Some records

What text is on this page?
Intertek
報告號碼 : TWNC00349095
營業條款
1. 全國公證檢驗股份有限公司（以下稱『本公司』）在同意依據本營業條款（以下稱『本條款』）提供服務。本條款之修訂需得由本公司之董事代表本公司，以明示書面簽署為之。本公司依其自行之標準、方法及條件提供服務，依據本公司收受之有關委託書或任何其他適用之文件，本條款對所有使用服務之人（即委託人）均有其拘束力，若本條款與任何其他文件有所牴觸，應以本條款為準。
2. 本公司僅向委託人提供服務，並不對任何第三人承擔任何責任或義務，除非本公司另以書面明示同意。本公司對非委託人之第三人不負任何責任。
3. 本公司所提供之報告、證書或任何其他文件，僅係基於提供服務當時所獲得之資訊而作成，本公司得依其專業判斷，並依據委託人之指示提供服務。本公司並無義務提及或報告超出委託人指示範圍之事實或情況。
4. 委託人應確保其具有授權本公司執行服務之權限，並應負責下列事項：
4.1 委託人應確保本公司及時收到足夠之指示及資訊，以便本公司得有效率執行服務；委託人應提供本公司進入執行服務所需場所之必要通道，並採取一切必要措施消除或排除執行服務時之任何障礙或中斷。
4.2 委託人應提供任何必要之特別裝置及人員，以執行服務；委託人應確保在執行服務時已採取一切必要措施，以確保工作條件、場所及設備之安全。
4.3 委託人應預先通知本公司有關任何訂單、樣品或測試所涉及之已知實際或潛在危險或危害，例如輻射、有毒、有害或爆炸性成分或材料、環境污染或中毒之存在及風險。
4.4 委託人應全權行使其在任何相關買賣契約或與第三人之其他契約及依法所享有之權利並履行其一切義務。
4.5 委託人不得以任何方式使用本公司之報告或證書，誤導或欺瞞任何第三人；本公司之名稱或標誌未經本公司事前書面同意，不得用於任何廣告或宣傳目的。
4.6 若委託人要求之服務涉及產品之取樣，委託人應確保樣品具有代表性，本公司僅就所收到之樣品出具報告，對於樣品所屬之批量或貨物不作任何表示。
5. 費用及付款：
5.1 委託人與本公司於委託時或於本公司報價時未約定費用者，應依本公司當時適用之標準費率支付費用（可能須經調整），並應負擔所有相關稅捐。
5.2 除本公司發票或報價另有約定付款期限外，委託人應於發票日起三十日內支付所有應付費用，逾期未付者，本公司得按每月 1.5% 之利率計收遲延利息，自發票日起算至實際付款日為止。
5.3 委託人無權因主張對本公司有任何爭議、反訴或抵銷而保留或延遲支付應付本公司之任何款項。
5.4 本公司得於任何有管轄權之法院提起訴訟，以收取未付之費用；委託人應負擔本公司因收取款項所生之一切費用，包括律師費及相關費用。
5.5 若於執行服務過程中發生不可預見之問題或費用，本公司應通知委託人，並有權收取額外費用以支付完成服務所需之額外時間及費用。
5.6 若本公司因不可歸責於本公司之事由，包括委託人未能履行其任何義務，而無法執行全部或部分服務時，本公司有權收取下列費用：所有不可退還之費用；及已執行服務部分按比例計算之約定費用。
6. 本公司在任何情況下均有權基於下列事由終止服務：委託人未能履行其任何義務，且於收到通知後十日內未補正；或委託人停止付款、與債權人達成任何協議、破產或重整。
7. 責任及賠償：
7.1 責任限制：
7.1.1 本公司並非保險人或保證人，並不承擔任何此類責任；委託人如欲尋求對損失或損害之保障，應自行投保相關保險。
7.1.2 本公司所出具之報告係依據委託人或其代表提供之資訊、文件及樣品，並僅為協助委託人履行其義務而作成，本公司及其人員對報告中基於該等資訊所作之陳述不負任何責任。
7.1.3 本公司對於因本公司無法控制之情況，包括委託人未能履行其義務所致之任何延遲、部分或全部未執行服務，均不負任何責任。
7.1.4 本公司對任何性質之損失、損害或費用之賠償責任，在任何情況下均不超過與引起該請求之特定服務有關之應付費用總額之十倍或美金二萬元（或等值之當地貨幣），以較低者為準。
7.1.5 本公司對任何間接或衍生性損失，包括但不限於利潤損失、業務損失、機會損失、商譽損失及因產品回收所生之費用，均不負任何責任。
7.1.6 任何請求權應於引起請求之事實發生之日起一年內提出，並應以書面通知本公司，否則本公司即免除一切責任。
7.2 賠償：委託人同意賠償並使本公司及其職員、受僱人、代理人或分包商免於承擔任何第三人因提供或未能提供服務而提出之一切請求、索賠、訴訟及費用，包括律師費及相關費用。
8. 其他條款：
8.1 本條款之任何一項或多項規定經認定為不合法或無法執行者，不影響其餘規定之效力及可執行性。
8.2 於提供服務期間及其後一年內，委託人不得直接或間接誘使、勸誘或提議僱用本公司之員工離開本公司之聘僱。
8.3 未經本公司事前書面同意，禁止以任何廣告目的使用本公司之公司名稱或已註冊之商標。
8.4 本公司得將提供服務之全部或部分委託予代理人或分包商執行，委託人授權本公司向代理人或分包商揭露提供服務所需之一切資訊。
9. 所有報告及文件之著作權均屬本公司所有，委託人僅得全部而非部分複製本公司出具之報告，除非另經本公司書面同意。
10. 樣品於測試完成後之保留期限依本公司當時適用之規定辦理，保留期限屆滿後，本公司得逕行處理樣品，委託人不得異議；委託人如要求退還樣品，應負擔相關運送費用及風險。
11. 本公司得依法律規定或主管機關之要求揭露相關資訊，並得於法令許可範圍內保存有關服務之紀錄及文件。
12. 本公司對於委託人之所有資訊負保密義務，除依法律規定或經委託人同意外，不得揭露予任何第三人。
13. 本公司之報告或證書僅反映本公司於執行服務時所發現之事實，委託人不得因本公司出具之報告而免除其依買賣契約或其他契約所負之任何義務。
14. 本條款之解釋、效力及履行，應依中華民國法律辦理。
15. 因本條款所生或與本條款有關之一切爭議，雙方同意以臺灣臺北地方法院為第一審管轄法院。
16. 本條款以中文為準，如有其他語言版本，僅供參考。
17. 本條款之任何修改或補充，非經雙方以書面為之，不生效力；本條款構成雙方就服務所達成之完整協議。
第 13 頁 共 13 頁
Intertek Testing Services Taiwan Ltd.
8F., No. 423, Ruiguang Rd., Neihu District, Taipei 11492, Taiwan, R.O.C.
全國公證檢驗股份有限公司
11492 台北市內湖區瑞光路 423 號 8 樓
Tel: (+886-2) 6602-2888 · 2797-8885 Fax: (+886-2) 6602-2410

> [Brief]
Extract all lines from the data in which "Intertek" is found.

> [Task result]
Intertek
Intertek Testing Services Taiwan Ltd.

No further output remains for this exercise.